-- START --
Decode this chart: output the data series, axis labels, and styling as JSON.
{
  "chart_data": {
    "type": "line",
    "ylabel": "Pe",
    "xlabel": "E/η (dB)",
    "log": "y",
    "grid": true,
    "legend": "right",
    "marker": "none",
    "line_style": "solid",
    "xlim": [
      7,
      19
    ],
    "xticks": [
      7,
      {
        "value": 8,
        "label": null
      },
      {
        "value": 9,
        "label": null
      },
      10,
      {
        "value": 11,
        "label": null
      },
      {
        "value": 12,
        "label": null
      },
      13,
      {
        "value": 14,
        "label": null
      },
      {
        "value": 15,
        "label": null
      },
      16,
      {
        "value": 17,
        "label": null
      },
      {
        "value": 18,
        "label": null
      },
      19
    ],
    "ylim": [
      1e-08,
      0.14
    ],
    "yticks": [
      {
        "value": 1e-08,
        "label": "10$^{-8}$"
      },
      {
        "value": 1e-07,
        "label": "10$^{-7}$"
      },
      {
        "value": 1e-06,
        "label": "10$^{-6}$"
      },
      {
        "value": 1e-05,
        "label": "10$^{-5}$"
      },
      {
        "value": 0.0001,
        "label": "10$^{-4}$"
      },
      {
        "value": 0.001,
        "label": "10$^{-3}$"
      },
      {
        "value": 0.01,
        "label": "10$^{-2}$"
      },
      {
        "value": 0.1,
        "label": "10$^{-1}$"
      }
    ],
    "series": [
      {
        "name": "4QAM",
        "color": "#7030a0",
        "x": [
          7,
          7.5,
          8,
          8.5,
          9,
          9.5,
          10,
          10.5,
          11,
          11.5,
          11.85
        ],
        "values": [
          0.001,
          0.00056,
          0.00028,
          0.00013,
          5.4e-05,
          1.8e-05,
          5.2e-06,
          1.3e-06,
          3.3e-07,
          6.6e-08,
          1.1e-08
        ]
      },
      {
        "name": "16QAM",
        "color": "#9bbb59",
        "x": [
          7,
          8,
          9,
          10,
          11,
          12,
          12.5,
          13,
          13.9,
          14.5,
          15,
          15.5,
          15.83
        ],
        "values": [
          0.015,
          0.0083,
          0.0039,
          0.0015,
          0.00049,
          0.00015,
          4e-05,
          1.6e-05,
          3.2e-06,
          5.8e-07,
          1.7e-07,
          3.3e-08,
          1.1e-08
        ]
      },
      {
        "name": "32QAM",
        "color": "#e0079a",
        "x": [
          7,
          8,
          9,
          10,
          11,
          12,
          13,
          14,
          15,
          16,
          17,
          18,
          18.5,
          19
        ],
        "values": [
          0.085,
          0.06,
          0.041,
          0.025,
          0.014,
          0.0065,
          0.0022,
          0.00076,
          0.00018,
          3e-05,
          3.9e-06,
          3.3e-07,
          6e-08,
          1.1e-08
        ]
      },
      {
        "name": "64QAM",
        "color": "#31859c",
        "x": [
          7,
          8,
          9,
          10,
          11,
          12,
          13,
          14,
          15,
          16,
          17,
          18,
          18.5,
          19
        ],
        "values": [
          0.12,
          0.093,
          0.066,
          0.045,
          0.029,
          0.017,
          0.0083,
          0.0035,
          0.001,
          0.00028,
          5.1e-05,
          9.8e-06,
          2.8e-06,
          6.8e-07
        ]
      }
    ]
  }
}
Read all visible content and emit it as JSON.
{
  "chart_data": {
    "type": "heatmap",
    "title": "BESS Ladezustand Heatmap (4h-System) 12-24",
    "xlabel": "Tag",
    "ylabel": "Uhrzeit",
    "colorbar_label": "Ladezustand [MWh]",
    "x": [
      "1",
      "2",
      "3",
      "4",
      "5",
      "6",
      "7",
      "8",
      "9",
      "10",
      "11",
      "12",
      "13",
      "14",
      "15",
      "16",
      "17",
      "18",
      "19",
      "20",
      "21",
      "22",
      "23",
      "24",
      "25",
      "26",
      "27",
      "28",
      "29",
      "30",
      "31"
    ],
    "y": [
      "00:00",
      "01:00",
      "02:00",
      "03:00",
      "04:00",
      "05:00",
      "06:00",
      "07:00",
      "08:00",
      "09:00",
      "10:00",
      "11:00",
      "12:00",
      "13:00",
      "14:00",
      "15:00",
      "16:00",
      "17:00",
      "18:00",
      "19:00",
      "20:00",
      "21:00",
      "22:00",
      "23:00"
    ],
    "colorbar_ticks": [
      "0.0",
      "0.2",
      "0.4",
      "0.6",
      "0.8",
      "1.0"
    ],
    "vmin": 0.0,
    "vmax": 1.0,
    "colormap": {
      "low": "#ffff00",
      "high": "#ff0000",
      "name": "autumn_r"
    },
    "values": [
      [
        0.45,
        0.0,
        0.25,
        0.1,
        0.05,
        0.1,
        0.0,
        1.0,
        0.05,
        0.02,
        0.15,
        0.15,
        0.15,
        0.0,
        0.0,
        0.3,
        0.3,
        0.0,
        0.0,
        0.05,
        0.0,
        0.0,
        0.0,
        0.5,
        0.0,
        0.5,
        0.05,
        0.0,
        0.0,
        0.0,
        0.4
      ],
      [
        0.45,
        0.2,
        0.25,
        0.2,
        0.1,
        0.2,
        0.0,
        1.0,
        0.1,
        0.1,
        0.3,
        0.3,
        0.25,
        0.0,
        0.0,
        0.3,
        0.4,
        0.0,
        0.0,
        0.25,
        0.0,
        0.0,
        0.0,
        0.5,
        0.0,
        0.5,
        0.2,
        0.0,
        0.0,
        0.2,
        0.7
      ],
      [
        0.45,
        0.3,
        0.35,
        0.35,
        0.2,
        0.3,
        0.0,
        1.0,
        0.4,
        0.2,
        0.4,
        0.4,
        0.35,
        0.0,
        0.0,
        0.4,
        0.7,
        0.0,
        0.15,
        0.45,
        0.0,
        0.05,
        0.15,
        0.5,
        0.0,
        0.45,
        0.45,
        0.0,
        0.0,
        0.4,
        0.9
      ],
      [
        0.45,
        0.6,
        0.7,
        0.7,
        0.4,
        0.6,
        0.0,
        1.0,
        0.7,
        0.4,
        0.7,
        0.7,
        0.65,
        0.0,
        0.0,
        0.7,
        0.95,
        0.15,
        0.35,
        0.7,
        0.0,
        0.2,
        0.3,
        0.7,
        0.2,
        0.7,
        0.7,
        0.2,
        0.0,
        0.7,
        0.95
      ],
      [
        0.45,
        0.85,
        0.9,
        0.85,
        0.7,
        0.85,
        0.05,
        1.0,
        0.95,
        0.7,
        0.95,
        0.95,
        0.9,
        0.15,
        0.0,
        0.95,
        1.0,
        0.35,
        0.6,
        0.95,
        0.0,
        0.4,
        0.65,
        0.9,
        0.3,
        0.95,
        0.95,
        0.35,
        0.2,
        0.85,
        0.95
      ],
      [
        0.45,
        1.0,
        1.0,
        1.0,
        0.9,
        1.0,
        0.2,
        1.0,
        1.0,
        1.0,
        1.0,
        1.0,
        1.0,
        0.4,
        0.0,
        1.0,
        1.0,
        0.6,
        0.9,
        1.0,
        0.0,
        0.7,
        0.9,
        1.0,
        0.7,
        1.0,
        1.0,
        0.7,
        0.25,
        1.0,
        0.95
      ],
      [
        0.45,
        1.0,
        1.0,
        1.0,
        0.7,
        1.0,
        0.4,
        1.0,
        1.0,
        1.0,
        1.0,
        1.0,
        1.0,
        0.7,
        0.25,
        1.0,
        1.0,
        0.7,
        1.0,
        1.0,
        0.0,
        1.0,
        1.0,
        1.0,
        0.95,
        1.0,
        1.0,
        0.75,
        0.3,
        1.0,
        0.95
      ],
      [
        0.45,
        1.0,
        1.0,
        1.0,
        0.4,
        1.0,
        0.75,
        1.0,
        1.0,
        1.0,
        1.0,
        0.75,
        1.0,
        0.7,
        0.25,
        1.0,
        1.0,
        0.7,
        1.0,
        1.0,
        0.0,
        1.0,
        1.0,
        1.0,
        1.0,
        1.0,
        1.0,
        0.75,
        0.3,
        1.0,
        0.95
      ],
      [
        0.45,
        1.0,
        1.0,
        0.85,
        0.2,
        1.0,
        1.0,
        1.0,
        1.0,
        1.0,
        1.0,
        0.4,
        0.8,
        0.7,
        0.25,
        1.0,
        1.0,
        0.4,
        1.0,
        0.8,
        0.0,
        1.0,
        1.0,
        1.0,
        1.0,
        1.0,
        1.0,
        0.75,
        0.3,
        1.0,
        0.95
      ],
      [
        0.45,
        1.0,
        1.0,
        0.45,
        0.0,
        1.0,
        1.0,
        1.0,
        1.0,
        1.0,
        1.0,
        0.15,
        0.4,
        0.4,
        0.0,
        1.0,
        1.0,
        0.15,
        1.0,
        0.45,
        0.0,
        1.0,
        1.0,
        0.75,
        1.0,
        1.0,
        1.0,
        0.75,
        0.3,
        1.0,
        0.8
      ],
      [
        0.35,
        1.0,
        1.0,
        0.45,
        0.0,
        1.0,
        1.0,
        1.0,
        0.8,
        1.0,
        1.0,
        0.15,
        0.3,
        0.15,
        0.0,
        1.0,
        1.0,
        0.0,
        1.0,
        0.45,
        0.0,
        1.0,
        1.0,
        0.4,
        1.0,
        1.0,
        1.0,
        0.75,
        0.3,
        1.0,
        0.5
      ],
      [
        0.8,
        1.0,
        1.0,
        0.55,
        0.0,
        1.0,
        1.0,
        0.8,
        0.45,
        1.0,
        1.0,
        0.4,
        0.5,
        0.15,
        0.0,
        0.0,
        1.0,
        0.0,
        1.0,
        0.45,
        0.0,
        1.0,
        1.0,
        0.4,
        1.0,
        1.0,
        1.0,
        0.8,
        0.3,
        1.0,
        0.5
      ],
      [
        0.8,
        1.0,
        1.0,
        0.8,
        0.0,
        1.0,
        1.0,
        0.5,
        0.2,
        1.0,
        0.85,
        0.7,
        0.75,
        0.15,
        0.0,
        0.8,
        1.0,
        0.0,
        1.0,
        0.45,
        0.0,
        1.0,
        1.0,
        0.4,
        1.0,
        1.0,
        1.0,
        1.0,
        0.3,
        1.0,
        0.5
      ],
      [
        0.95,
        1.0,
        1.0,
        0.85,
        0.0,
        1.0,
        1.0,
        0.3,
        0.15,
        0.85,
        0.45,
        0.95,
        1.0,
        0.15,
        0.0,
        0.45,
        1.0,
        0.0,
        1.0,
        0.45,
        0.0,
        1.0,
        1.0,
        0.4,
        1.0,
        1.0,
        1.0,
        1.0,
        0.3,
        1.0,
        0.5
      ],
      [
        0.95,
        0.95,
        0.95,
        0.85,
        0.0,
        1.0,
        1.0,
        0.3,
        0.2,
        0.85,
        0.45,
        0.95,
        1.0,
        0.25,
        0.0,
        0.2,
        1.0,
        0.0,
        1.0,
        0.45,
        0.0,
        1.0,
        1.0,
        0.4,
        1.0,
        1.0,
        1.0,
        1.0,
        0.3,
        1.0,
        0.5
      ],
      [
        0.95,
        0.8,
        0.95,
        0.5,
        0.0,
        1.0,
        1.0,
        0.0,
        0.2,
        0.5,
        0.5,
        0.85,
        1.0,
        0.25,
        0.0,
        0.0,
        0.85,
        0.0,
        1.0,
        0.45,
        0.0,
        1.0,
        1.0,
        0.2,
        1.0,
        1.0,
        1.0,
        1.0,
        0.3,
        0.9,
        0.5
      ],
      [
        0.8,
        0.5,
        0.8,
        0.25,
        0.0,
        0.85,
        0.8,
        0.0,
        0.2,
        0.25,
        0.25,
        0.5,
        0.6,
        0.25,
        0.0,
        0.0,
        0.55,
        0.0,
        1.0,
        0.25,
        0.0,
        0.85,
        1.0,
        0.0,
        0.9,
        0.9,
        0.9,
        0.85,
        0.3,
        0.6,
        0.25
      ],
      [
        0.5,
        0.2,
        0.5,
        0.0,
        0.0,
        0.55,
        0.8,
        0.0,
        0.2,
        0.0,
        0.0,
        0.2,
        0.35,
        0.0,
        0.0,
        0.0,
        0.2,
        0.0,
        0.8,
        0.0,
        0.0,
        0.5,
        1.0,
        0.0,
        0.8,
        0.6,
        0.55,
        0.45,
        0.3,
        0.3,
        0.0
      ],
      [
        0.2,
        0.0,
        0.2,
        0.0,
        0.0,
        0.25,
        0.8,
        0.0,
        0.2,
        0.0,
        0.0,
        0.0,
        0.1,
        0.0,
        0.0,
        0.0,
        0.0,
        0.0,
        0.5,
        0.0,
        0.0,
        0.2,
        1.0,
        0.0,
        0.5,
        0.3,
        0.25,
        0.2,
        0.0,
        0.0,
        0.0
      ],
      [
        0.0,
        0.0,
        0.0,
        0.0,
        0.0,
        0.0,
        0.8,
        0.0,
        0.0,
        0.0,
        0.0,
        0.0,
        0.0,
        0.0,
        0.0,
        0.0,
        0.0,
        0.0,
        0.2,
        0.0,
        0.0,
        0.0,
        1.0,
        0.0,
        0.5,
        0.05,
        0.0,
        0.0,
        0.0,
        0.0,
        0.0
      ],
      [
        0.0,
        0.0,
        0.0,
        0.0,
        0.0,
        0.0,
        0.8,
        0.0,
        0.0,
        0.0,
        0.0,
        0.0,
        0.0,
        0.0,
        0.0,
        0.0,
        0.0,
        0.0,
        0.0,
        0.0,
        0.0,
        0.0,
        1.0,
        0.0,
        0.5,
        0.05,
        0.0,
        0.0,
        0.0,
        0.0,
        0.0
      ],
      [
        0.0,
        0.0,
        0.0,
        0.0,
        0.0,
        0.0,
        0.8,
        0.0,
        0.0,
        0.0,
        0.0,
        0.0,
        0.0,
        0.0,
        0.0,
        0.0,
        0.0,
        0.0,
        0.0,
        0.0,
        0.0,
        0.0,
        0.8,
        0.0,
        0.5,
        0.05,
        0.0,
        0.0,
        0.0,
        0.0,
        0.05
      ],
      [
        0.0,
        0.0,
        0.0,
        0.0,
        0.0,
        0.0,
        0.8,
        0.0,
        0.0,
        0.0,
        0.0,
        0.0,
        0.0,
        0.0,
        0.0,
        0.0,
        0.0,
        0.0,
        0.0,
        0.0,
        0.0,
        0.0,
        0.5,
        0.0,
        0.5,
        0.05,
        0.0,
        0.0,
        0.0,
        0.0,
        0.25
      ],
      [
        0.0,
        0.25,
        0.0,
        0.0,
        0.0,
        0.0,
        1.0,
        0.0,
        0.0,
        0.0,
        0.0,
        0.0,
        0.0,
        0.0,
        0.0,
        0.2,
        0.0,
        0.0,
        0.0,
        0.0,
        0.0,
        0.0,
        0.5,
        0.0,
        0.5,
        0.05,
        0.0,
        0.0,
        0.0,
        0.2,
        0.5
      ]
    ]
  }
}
-- END --
TASK BRIEF – Count how many lines in the data above hold the string "name", and give the number with no other words.

EXERCISE RESULT – 5